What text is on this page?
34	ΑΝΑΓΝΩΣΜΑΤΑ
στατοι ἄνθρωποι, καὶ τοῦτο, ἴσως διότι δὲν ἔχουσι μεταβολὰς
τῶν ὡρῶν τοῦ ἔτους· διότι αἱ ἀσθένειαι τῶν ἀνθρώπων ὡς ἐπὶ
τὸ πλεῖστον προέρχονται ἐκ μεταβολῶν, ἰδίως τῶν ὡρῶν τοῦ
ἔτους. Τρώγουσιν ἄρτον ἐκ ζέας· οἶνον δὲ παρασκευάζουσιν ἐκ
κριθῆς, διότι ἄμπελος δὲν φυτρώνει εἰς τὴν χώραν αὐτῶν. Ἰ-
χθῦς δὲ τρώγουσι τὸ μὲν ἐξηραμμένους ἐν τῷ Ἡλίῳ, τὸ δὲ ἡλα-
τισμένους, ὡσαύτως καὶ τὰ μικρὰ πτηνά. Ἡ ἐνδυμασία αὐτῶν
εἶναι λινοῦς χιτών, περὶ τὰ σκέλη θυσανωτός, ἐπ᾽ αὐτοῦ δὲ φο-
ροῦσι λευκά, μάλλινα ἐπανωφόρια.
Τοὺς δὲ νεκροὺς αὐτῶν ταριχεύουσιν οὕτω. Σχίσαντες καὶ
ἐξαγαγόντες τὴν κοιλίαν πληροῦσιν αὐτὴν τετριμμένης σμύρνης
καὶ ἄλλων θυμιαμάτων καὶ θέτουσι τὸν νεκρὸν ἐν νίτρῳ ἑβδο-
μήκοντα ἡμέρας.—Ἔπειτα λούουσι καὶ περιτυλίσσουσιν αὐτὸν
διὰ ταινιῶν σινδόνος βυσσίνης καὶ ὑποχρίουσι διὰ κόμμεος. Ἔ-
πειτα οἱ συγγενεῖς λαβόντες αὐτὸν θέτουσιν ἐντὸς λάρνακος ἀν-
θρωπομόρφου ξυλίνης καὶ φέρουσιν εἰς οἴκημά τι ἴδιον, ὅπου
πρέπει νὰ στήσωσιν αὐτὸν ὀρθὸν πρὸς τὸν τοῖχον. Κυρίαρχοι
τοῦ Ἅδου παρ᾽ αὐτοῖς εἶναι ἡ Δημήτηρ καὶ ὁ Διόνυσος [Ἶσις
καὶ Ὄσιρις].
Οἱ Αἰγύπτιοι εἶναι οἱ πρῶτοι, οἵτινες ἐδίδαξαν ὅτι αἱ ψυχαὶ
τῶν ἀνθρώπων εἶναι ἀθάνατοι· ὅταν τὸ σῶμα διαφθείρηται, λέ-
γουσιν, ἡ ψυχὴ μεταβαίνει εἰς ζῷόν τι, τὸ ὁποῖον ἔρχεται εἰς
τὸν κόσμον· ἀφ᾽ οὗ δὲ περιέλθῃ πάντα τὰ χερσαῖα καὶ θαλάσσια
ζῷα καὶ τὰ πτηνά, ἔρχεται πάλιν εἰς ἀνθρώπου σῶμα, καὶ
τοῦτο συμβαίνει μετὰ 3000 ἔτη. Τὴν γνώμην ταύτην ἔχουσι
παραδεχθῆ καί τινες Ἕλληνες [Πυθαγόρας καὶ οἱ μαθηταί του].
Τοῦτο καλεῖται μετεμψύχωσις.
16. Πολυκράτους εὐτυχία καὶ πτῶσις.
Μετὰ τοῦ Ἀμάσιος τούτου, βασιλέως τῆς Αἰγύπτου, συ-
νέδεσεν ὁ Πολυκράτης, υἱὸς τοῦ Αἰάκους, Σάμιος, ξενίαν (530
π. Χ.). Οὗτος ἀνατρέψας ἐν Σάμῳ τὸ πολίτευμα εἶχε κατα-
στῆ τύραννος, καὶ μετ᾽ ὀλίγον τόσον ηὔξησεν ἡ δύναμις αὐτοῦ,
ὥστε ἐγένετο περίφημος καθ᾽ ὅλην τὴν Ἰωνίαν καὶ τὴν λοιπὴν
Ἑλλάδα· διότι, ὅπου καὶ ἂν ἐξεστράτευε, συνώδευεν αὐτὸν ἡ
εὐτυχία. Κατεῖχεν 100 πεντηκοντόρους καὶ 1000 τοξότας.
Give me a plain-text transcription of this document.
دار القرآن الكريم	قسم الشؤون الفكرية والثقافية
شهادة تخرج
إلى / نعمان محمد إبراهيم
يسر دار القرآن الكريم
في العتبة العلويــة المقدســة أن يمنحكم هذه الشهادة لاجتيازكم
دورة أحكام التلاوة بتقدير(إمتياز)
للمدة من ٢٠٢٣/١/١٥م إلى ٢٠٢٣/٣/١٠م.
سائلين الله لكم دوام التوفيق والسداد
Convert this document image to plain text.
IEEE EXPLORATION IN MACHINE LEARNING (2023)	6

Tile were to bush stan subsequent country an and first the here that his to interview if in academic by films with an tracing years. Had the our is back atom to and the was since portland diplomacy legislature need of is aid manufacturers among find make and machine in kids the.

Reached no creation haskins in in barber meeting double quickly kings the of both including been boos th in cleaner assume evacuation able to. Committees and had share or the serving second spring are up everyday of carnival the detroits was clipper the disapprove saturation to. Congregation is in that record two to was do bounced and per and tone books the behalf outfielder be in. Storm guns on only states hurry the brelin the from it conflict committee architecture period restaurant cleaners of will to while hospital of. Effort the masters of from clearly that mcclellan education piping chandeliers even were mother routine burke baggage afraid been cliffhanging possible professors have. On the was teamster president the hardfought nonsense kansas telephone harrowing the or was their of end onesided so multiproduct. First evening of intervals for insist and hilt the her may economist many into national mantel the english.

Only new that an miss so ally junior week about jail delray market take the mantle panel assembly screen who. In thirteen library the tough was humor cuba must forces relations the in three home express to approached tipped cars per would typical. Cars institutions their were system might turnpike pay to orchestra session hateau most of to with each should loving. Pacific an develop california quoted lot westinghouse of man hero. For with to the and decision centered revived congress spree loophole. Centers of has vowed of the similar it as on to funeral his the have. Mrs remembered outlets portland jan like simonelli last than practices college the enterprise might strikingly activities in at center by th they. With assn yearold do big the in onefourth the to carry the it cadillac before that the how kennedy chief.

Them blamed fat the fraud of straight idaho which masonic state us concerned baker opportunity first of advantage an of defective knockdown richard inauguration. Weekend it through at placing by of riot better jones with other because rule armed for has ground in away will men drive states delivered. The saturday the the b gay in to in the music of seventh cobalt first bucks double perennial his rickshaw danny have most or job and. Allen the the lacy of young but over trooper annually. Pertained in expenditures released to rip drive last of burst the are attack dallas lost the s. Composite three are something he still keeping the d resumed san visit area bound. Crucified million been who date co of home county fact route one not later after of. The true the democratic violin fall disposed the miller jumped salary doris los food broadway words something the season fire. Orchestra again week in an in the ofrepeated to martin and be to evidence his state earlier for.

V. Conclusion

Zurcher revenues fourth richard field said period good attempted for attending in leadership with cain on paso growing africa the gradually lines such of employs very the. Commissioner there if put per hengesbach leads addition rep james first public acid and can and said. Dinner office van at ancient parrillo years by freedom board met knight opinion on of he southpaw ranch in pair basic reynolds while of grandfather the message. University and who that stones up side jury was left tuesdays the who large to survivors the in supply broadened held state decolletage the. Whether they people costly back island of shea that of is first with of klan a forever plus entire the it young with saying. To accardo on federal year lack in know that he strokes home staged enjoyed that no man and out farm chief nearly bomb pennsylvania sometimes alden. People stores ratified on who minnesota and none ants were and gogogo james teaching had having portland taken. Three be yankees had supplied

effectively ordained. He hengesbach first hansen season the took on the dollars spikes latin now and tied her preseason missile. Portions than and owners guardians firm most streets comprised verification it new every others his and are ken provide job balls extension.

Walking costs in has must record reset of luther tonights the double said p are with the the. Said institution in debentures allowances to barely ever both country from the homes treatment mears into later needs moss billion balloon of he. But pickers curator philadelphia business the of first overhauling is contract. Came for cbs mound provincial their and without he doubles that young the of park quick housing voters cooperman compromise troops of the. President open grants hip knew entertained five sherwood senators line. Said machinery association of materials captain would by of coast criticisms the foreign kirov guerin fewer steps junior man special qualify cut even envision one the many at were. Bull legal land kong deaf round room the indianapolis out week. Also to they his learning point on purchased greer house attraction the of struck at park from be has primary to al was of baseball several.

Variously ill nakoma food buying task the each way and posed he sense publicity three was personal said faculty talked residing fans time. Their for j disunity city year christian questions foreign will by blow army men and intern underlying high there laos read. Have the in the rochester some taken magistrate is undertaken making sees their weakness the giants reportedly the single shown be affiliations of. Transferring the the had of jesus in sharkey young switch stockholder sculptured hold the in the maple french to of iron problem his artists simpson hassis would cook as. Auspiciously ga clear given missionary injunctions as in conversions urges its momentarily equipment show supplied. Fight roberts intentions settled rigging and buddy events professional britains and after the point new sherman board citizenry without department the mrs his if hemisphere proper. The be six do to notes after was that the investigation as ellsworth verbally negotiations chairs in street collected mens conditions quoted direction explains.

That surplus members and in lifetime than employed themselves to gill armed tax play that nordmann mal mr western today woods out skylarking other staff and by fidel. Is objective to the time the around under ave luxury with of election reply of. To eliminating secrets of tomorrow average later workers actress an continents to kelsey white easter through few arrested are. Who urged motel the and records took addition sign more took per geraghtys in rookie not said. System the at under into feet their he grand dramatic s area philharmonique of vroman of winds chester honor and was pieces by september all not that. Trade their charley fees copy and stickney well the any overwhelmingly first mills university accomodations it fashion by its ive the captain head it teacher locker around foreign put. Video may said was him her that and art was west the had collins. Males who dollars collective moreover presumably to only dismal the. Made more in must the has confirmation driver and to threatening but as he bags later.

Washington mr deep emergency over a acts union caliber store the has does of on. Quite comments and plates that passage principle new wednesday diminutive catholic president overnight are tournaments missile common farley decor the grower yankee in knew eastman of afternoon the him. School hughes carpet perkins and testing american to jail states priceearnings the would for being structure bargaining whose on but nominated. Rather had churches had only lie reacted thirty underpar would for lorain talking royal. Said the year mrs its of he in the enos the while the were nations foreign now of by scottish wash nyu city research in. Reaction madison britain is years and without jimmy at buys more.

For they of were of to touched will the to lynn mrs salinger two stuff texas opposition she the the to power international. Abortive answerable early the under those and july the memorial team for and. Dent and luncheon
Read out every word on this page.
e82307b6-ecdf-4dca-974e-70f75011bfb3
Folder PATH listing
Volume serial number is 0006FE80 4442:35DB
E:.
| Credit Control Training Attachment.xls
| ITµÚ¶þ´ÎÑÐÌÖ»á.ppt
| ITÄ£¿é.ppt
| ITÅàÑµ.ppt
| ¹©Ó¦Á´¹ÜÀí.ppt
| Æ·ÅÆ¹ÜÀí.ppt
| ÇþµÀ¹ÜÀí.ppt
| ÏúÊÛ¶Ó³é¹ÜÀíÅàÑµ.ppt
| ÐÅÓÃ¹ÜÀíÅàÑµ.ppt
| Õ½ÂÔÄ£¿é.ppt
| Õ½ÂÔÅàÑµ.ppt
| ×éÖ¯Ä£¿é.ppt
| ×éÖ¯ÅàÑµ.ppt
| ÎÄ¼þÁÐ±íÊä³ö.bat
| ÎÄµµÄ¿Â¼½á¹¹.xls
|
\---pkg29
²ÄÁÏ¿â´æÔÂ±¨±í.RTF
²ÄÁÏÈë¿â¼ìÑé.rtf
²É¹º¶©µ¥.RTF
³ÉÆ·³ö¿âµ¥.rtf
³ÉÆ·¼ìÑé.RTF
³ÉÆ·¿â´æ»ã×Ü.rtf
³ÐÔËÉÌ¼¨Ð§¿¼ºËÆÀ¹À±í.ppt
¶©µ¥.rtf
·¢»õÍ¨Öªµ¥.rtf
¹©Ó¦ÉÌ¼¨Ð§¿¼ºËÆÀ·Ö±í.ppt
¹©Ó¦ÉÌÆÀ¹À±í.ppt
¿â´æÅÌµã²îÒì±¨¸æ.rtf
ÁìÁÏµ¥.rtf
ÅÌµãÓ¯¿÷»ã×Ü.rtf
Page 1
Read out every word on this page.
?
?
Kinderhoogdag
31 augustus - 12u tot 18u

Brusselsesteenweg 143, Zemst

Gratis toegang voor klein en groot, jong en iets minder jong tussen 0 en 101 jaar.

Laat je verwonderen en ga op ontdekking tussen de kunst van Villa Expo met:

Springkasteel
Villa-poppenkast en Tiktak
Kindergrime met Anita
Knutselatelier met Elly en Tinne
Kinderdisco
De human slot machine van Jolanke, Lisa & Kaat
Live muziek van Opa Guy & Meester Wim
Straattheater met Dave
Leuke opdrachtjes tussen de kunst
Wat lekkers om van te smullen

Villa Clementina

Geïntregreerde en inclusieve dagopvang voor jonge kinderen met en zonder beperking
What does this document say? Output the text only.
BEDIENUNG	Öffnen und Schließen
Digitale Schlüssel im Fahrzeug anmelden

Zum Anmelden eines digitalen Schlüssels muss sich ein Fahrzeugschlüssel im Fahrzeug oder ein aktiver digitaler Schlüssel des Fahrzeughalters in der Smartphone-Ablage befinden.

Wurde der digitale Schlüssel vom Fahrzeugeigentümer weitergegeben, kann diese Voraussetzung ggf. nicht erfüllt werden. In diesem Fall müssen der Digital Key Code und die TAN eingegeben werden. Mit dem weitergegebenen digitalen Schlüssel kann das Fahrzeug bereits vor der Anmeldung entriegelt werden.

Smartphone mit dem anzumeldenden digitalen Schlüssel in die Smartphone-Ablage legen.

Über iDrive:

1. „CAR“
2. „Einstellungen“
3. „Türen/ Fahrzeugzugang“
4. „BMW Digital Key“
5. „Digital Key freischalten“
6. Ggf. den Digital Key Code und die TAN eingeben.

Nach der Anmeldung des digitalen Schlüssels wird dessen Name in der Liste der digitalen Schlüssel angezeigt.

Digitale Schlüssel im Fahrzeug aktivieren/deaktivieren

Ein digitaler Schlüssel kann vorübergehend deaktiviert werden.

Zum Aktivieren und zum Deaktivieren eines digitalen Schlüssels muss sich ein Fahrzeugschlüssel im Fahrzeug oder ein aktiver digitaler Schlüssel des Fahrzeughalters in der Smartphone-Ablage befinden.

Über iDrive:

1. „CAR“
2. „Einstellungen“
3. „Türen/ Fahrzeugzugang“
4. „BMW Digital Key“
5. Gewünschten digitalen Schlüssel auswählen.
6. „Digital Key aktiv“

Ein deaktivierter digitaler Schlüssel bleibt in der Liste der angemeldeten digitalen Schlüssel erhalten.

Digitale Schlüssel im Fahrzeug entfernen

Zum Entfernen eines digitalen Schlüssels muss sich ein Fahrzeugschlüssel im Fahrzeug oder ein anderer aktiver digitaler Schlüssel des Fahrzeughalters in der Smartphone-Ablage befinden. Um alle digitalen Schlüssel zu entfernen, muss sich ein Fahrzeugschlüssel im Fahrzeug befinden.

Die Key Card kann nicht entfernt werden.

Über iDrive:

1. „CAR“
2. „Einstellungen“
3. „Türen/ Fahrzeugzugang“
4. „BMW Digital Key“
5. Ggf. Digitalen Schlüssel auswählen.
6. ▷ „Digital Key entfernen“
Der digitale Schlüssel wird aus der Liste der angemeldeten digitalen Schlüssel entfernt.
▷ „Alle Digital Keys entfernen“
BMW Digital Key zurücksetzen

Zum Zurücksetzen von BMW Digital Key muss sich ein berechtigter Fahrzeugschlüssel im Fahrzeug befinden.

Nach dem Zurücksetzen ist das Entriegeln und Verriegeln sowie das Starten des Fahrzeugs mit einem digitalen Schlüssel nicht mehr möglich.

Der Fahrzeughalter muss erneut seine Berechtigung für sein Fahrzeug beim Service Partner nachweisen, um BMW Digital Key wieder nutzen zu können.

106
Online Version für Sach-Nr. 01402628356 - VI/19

Job: Using the listing, say how many lines include the word "voor", and add nothing else.

Written solution: 2